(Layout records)
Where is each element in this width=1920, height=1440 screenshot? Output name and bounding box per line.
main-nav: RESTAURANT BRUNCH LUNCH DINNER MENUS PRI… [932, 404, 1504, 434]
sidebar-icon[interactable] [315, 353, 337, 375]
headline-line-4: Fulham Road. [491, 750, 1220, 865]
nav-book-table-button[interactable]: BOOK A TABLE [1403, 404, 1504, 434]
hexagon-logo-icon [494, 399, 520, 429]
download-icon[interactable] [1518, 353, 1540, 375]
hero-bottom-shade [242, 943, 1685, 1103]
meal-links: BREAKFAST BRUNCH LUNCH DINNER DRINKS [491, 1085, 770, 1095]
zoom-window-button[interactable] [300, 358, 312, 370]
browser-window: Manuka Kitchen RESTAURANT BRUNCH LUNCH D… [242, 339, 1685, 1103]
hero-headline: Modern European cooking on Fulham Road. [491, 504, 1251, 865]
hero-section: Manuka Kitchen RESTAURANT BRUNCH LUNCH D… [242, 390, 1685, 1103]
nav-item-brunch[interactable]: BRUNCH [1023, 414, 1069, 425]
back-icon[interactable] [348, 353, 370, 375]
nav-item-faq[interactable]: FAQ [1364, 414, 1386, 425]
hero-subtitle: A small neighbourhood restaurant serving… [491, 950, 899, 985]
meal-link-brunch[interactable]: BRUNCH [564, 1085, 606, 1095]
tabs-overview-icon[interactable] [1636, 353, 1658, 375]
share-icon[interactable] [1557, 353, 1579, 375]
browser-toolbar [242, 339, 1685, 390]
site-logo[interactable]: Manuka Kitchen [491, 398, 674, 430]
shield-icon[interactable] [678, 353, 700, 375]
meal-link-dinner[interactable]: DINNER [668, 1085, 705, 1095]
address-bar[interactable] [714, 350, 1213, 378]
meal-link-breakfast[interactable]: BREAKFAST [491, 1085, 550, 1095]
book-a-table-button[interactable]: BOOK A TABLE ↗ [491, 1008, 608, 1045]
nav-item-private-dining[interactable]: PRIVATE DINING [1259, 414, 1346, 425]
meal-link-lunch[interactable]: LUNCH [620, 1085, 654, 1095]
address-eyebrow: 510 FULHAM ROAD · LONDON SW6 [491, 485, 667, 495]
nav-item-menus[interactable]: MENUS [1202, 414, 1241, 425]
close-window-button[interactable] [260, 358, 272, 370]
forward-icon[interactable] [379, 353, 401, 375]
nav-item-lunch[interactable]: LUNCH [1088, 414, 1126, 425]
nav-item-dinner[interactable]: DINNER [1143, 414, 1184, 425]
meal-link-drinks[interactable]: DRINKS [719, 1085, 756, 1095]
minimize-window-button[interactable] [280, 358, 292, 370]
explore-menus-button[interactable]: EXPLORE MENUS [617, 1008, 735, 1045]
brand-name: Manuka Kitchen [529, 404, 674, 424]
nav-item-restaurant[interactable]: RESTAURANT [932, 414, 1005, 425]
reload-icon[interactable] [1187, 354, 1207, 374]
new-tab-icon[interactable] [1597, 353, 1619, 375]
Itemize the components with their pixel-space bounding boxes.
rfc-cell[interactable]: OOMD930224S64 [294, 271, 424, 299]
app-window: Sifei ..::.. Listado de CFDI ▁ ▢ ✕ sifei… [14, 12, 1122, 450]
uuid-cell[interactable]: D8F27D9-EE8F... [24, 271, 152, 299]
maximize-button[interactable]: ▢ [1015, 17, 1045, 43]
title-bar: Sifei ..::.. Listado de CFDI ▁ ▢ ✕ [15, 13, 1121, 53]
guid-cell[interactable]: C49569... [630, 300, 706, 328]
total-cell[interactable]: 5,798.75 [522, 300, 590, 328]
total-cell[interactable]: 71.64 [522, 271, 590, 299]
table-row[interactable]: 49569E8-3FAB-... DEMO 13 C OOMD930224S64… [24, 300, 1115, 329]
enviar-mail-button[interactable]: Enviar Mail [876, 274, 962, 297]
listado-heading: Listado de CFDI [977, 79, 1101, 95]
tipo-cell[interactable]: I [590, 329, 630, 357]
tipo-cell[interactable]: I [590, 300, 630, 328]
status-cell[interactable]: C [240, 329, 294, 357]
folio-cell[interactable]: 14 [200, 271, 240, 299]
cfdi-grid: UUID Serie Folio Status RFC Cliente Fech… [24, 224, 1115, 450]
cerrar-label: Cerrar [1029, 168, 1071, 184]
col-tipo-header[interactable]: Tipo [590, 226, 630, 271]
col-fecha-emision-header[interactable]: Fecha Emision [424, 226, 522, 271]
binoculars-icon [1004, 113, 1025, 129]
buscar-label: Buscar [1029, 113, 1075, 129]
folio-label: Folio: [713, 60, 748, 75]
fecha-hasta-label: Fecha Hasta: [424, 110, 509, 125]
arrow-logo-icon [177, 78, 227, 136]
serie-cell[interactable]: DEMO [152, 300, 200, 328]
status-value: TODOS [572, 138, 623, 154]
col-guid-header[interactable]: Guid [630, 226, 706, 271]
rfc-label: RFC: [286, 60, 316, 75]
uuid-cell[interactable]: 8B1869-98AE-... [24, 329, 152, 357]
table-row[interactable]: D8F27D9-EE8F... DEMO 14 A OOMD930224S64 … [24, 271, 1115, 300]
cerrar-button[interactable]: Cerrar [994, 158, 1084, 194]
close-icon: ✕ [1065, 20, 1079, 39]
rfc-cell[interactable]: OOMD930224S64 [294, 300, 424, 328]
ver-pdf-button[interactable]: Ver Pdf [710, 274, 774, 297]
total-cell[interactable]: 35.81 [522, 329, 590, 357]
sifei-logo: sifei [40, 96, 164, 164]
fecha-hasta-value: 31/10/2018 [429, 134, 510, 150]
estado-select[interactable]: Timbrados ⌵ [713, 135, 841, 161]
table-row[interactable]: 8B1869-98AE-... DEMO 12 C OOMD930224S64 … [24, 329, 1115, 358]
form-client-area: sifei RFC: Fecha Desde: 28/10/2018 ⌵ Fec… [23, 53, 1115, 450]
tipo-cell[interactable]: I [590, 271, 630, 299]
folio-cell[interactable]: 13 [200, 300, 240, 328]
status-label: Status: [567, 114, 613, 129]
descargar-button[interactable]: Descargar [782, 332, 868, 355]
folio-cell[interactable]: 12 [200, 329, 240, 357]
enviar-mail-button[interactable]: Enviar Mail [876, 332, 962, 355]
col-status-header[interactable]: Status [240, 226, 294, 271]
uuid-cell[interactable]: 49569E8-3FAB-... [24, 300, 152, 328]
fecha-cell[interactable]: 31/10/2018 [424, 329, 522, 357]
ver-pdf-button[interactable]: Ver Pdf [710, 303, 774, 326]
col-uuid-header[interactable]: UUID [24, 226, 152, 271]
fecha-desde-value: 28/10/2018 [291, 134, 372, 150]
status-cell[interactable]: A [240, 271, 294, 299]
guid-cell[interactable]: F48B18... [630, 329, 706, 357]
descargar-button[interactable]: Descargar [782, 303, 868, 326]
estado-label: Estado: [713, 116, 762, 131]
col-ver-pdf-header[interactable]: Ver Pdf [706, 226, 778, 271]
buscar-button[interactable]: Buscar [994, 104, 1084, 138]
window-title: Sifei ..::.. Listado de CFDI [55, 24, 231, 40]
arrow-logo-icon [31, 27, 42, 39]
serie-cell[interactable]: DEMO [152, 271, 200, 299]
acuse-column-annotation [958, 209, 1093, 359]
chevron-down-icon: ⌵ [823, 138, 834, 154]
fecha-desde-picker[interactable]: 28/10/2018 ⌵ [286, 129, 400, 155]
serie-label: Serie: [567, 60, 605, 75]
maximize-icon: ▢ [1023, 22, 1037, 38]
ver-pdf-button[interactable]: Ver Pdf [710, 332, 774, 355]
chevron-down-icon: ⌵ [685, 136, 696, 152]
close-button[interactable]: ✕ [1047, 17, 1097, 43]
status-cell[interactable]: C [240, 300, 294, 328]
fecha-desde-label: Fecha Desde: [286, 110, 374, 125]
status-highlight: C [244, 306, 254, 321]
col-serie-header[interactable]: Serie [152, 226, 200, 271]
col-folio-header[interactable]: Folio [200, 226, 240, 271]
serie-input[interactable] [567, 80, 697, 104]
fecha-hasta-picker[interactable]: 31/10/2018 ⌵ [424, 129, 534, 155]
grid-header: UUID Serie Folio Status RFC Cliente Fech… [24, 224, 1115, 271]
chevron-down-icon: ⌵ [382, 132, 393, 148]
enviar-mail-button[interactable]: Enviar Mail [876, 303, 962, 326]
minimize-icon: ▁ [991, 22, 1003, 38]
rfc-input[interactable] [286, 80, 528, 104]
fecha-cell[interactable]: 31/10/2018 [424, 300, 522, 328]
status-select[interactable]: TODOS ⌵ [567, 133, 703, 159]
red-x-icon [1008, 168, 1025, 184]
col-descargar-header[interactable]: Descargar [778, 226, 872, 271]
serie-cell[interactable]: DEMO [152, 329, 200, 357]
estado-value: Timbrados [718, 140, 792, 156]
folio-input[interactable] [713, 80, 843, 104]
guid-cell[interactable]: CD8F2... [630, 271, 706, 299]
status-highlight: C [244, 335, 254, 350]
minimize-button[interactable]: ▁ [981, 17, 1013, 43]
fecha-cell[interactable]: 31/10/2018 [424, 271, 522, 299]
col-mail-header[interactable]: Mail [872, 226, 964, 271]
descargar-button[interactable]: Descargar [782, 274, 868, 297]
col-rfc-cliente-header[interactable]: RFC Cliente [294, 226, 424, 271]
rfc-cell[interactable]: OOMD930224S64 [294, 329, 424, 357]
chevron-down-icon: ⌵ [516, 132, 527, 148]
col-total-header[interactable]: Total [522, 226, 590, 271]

## EXERCISE REQUIREMENTS
Copy the data word for word, from its very first line through the line holding "nav-item-private-dining[interactable]: PRIVATE DINING", with both of those lines included.

## TASK RESULT
Where is each element in this width=1920, height=1440 screenshot? Output name and bounding box per line.
main-nav: RESTAURANT BRUNCH LUNCH DINNER MENUS PRI… [932, 404, 1504, 434]
sidebar-icon[interactable] [315, 353, 337, 375]
headline-line-4: Fulham Road. [491, 750, 1220, 865]
nav-book-table-button[interactable]: BOOK A TABLE [1403, 404, 1504, 434]
hexagon-logo-icon [494, 399, 520, 429]
download-icon[interactable] [1518, 353, 1540, 375]
hero-bottom-shade [242, 943, 1685, 1103]
meal-links: BREAKFAST BRUNCH LUNCH DINNER DRINKS [491, 1085, 770, 1095]
zoom-window-button[interactable] [300, 358, 312, 370]
browser-window: Manuka Kitchen RESTAURANT BRUNCH LUNCH D… [242, 339, 1685, 1103]
hero-headline: Modern European cooking on Fulham Road. [491, 504, 1251, 865]
hero-section: Manuka Kitchen RESTAURANT BRUNCH LUNCH D… [242, 390, 1685, 1103]
nav-item-brunch[interactable]: BRUNCH [1023, 414, 1069, 425]
back-icon[interactable] [348, 353, 370, 375]
nav-item-faq[interactable]: FAQ [1364, 414, 1386, 425]
hero-subtitle: A small neighbourhood restaurant serving… [491, 950, 899, 985]
meal-link-brunch[interactable]: BRUNCH [564, 1085, 606, 1095]
tabs-overview-icon[interactable] [1636, 353, 1658, 375]
share-icon[interactable] [1557, 353, 1579, 375]
browser-toolbar [242, 339, 1685, 390]
site-logo[interactable]: Manuka Kitchen [491, 398, 674, 430]
shield-icon[interactable] [678, 353, 700, 375]
meal-link-dinner[interactable]: DINNER [668, 1085, 705, 1095]
address-bar[interactable] [714, 350, 1213, 378]
meal-link-breakfast[interactable]: BREAKFAST [491, 1085, 550, 1095]
book-a-table-button[interactable]: BOOK A TABLE ↗ [491, 1008, 608, 1045]
nav-item-private-dining[interactable]: PRIVATE DINING [1259, 414, 1346, 425]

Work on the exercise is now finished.